[Extracted records]
************

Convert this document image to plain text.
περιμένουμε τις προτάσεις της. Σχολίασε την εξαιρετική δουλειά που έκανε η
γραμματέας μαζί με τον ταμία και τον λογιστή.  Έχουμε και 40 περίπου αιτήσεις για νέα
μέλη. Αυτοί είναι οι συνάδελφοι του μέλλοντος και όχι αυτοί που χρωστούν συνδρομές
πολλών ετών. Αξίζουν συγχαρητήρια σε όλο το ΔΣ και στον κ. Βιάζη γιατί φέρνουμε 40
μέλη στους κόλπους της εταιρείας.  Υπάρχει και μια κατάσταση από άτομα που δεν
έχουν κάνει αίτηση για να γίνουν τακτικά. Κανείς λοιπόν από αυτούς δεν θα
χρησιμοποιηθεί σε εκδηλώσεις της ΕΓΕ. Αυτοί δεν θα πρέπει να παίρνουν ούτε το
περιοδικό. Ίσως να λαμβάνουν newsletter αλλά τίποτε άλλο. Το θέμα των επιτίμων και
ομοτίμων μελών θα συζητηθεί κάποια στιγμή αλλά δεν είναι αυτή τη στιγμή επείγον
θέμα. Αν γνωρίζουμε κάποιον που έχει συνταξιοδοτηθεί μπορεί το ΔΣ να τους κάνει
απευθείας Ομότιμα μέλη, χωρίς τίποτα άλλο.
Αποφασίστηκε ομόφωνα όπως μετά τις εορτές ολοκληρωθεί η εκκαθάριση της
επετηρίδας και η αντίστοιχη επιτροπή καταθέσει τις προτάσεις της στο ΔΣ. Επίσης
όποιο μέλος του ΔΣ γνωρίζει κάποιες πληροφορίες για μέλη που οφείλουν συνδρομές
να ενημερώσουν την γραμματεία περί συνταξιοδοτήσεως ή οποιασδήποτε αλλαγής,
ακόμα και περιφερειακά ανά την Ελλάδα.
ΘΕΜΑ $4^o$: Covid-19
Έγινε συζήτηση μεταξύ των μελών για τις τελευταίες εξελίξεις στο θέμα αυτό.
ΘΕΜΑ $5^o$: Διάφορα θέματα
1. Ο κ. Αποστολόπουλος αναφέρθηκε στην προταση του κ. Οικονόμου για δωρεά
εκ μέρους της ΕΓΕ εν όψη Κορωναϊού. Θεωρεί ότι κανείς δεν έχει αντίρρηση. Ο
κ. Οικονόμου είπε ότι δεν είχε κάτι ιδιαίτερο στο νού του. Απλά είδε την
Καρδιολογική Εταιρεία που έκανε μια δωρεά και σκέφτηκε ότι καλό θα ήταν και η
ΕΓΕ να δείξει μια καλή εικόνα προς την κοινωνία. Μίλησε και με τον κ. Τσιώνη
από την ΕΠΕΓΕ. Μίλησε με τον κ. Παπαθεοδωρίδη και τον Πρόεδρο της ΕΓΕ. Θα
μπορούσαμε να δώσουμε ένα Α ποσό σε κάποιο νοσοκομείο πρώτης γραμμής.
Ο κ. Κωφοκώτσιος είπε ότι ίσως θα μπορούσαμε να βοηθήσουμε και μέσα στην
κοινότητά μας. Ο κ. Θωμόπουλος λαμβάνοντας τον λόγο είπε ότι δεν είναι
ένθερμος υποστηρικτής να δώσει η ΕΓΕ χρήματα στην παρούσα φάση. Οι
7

************

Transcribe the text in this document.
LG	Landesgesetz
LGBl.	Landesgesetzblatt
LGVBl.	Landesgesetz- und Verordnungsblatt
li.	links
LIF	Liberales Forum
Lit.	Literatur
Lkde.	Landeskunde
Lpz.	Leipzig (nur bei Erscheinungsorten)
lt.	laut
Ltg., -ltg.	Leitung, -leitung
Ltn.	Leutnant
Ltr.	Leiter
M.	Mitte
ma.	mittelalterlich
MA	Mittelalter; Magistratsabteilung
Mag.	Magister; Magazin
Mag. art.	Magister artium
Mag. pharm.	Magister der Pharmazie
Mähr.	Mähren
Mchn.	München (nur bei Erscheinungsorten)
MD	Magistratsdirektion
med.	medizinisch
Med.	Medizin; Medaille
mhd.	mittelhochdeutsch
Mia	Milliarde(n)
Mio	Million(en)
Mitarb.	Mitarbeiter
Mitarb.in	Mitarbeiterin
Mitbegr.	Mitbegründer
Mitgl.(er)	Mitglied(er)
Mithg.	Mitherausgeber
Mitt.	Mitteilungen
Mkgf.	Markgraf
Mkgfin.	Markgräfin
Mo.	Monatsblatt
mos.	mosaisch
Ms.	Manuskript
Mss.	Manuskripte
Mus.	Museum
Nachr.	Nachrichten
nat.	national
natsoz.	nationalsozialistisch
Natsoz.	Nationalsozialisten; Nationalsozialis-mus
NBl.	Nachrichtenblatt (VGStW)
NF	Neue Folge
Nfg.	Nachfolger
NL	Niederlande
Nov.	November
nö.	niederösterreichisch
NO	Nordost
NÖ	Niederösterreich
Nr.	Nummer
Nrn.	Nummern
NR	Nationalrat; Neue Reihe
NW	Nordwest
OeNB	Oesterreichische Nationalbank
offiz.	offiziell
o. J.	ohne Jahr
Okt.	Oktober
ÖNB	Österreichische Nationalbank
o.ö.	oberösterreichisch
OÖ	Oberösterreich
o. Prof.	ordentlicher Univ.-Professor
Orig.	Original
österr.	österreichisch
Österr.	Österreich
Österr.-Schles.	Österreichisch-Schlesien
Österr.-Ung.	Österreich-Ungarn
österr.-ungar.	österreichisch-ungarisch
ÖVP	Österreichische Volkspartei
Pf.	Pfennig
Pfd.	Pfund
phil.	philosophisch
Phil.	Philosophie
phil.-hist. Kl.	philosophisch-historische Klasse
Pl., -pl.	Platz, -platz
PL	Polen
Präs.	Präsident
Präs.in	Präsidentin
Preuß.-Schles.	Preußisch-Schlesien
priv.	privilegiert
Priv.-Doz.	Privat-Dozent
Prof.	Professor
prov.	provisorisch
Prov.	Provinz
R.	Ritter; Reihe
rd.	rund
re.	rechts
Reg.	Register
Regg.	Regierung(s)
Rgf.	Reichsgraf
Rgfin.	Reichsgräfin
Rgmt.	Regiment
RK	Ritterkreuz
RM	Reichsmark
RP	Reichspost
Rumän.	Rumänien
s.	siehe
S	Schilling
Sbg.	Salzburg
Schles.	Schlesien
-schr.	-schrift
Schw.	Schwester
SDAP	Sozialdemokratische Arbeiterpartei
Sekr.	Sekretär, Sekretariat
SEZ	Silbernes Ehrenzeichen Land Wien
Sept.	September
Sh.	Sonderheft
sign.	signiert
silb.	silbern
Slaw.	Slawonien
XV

************

Given problem — Go through the material above and copy each line that has the word "Μίλησε".

The solution —
ΕΓΕ να δείξει μια καλή εικόνα προς την κοινωνία. Μίλησε και με τον κ. Τσιώνη
από την ΕΠΕΓΕ. Μίλησε με τον κ. Παπαθεοδωρίδη και τον Πρόεδρο της ΕΓΕ. Θα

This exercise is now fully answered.